### 指示
バンコクで開かれたバイオエネルギー会議についての記事を、最後の文の後から書き継いでください。
··· 本文抜粋
アジアのバイオエネルギーの可能性を討議 ~タイはキャッサバ利用をアピール~

アジアのバイオエネルギーの可能性を討議 ~タイはキャッサバ利用をアピール~

公開日 2024.02.27

国連食糧農業機関(FAO)のプログラムの1つであるGLOBAL BIOENERGY PARTNERSHIP(GBEP)は昨年10月24~27日に、世界各国のバイオエネルギーの政策担当者や専門家が持続可能なバイオマスやバイオエネルギーの開発促進、投資環境の整備などを話し合うGBEP Bioenergy Weekをタイ・バンコクで開催した。この国際会議は今回で10回目となり、タイ・エネルギー省の協力も得てアジア太平洋地域にフォーカスし、フィールドトリップを含めると4日間、バイオエネルギーに関する濃密な討議を行った。開催からすでに4カ月近くが過ぎてしまったが、電気自動車(EV)など自動車の動力源に関する議論、脱炭素で果たせる役割などに関する示唆も多いと思われるため、タイに関するパートなどその一部を紹介する。
······
··· 記録データ
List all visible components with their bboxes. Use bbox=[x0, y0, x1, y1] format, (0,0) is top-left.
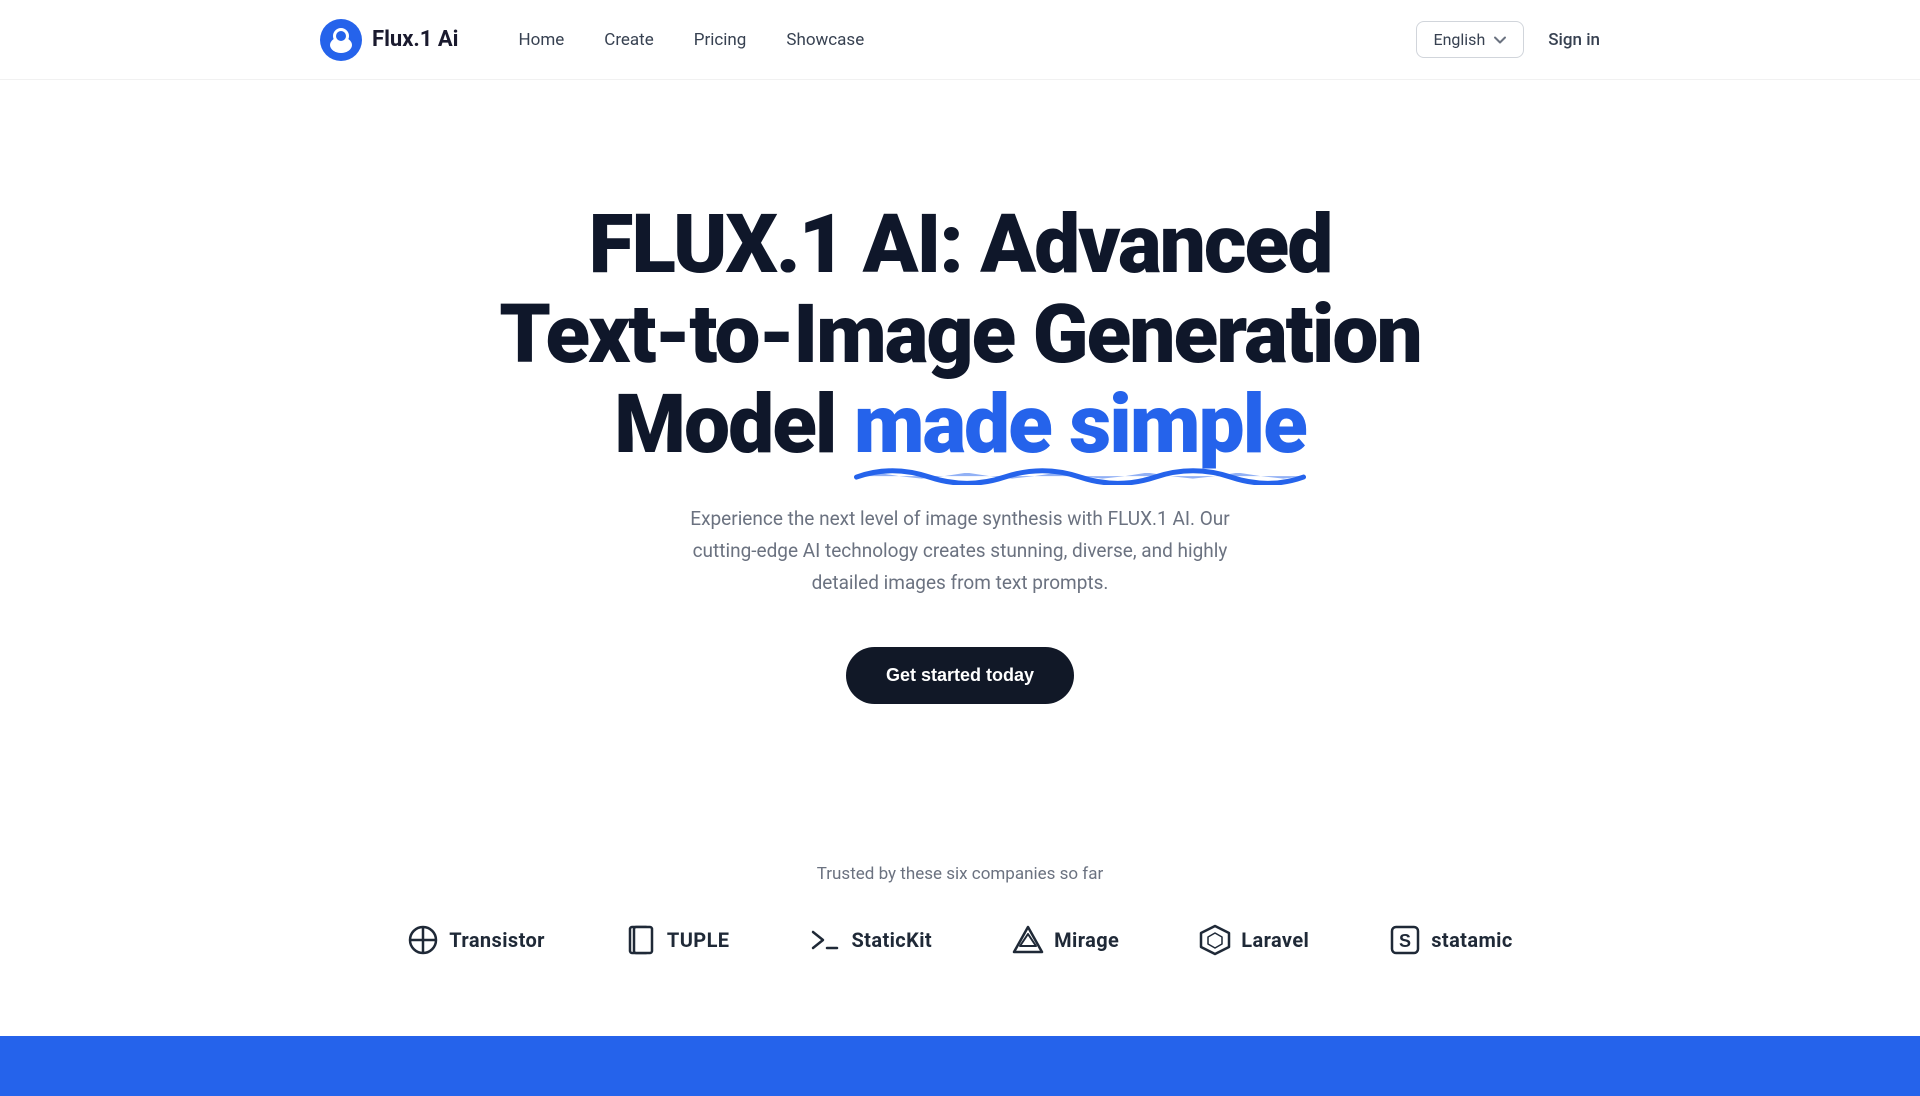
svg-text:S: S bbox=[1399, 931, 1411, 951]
······
### 回答
アジア太平洋でバイオエネルギーの需要が大幅増加

GBEPは2005年に英スコットランドンで開催された主要8カ国(G8)サミットでのグレニーグルス行動計画を受けて2006年5月にニューヨークでの第14回持続可能な開発委員会(CSD)の会合で発足が決まった。現在は、米国、英国、ドイツ、フランス、ロシア、日本など23カ国と欧州委員会、FAO、国際エネルギー機関(IEA)、国際再生可能エネルギー機関(IRENA)、国連工業開発機関(UNIDO)など14の国際機関が参加。その目的は持続可能なバイオマスやバイオエネルギーの開発を促進するルールや手段を提案することなどで、バイオエネルギーを巡るハイレベル政策対話を行い、国際協力の枠組みを整備するなどの機能を果たすとしている。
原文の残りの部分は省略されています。